### TEXTO SELECCIONADO
+---+

The Atlantic Monthly se ha presentado este octubre con un número que da miedo de leer, pero que encarna muy bien el pulso contrarreformista del momento que vivimos. La portada evoca el diseño de la prensa americana de los años 50, la época de la caza de brujas maccarthista, y se pregunta, con letras muy gordas: “¿Está muriendo la democracia?”
El editorial empieza recordando que los padres de la Constitución norteamericana no creían en el final de la historia y contrapone el éxito de las redes sociales con el espíritu de los dirigentes que consolidaron la independencia de los Estados Unidos. Con un discurso de carácter alarmista, disfrazado de reflexión racional y antipopulista, la revista torpedea el optimismo ilustrado que rigió la globalización hasta el final de la presidencia de Obama.
Todo el número es una compilación magnífica del argumentario reaccionario que ha emergido últimamente en una gran parte de la prensa que hasta hace poco defendía las formas más buenistas de la democracia y de la globalización. Parece que la victoria de Donald Trump, y la celebración del referéndum de autodeterminación catalán, hayan marcado un cambio de rumbo en el discurso político hegemónico de Occidente.

+---+

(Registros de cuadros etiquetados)
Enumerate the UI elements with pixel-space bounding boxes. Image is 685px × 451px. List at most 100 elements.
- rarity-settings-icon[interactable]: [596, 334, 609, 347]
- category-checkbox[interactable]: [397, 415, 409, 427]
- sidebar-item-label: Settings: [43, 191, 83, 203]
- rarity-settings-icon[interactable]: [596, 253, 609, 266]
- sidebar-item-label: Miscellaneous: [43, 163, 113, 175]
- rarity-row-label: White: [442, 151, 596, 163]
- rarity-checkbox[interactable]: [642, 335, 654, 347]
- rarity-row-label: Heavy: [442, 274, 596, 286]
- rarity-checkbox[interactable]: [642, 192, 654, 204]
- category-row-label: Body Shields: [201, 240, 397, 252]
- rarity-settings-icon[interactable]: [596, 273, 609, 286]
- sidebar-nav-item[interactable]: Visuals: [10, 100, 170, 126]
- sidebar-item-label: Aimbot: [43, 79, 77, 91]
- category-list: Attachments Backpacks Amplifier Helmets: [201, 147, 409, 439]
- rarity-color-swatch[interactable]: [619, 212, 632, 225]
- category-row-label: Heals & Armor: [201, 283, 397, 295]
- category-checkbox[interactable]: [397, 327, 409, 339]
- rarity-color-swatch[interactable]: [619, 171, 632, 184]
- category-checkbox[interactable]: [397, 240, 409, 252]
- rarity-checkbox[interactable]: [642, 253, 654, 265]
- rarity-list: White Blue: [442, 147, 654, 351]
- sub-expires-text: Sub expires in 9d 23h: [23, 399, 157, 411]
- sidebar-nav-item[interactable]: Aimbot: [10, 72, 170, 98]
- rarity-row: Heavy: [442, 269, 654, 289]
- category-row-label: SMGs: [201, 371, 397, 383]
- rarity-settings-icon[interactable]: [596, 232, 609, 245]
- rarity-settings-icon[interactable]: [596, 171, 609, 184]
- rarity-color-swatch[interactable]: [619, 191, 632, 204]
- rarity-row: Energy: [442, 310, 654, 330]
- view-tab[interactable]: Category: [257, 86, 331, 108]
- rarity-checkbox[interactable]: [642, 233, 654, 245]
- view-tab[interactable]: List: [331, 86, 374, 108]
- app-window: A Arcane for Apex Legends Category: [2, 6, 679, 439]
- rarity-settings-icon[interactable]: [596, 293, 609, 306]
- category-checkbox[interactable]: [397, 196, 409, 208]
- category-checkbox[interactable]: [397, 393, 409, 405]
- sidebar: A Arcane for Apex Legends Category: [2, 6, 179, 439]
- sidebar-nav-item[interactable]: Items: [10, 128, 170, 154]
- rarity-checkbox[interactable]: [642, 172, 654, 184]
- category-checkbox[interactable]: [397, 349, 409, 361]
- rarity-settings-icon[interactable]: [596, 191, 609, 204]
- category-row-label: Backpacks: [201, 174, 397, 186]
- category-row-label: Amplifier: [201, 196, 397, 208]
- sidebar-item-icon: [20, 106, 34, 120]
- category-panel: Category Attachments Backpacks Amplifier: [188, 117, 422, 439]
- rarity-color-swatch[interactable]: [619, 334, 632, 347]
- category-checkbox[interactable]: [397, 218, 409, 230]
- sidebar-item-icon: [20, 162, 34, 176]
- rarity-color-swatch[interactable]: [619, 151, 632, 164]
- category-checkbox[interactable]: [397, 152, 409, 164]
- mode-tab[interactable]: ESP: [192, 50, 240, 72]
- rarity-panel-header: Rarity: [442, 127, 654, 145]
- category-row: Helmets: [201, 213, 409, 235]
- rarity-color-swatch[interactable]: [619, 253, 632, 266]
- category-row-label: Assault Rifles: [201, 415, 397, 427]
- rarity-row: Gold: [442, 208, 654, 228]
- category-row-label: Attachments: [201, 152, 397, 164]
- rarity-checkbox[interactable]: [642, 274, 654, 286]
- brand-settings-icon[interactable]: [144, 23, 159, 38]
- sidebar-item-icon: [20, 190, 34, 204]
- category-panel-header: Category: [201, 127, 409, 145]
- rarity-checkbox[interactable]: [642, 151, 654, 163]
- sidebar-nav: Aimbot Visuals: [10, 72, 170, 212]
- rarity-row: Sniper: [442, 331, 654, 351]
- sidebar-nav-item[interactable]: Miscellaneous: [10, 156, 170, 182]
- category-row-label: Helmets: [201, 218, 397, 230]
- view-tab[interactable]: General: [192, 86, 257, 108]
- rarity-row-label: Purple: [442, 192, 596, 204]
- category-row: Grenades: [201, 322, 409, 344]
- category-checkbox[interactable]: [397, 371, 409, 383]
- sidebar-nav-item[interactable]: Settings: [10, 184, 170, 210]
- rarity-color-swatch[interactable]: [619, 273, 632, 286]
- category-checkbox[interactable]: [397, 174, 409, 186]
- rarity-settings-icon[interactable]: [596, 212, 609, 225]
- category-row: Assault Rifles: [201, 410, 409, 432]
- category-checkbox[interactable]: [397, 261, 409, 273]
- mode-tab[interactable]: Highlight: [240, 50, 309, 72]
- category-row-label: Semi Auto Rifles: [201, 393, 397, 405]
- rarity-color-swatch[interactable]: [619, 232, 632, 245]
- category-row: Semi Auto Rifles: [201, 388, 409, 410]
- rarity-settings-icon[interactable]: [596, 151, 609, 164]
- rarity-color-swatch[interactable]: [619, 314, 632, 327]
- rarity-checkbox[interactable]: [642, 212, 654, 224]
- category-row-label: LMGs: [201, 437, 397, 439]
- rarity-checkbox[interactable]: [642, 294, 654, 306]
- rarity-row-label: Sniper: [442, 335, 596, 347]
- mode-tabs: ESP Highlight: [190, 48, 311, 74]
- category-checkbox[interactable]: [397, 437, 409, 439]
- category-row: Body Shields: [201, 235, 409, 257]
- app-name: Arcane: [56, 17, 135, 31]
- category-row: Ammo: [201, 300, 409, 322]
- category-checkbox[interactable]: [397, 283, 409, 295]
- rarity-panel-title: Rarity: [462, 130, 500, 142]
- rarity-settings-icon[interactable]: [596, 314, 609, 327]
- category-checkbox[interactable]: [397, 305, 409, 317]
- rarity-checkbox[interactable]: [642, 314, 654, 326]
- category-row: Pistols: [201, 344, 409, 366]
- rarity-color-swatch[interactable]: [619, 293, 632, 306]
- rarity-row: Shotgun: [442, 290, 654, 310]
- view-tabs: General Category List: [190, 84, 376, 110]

+---+

### PARTES DEL EJERCICIO
**1.** Vuelve a escribir, sin ningún cambio, el fragmento del texto sobre el número de The Atlantic Monthly comprendido entre "El editorial empieza" y "hegemónico de Occidente.", ambos incluidos.
**2.** Transcribe literalmente las líneas de los registros que van desde la primera hasta la que contiene "- view-tab[interactable]: Category: [257, 86, 331, 108]", ambas incluidas, y solo esas.

### RESPUESTAS DADAS
**1.**
El editorial empieza recordando que los padres de la Constitución norteamericana no creían en el final de la historia y contrapone el éxito de las redes sociales con el espíritu de los dirigentes que consolidaron la independencia de los Estados Unidos. Con un discurso de carácter alarmista, disfrazado de reflexión racional y antipopulista, la revista torpedea el optimismo ilustrado que rigió la globalización hasta el final de la presidencia de Obama.
Todo el número es una compilación magnífica del argumentario reaccionario que ha emergido últimamente en una gran parte de la prensa que hasta hace poco defendía las formas más buenistas de la democracia y de la globalización. Parece que la victoria de Donald Trump, y la celebración del referéndum de autodeterminación catalán, hayan marcado un cambio de rumbo en el discurso político hegemónico de Occidente.

**2.**
Enumerate the UI elements with pixel-space bounding boxes. Image is 685px × 451px. List at most 100 elements.
- rarity-settings-icon[interactable]: [596, 334, 609, 347]
- category-checkbox[interactable]: [397, 415, 409, 427]
- sidebar-item-label: Settings: [43, 191, 83, 203]
- rarity-settings-icon[interactable]: [596, 253, 609, 266]
- sidebar-item-label: Miscellaneous: [43, 163, 113, 175]
- rarity-row-label: White: [442, 151, 596, 163]
- rarity-checkbox[interactable]: [642, 335, 654, 347]
- rarity-row-label: Heavy: [442, 274, 596, 286]
- rarity-checkbox[interactable]: [642, 192, 654, 204]
- category-row-label: Body Shields: [201, 240, 397, 252]
- rarity-settings-icon[interactable]: [596, 273, 609, 286]
- sidebar-nav-item[interactable]: Visuals: [10, 100, 170, 126]
- sidebar-item-label: Aimbot: [43, 79, 77, 91]
- category-list: Attachments Backpacks Amplifier Helmets: [201, 147, 409, 439]
- rarity-color-swatch[interactable]: [619, 212, 632, 225]
- category-row-label: Heals & Armor: [201, 283, 397, 295]
- category-checkbox[interactable]: [397, 327, 409, 339]
- rarity-color-swatch[interactable]: [619, 171, 632, 184]
- category-checkbox[interactable]: [397, 240, 409, 252]
- rarity-checkbox[interactable]: [642, 253, 654, 265]
- rarity-list: White Blue: [442, 147, 654, 351]
- sub-expires-text: Sub expires in 9d 23h: [23, 399, 157, 411]
- sidebar-nav-item[interactable]: Aimbot: [10, 72, 170, 98]
- rarity-row: Heavy: [442, 269, 654, 289]
- category-row-label: SMGs: [201, 371, 397, 383]
- rarity-settings-icon[interactable]: [596, 232, 609, 245]
- rarity-settings-icon[interactable]: [596, 171, 609, 184]
- rarity-color-swatch[interactable]: [619, 191, 632, 204]
- rarity-row: Energy: [442, 310, 654, 330]
- view-tab[interactable]: Category: [257, 86, 331, 108]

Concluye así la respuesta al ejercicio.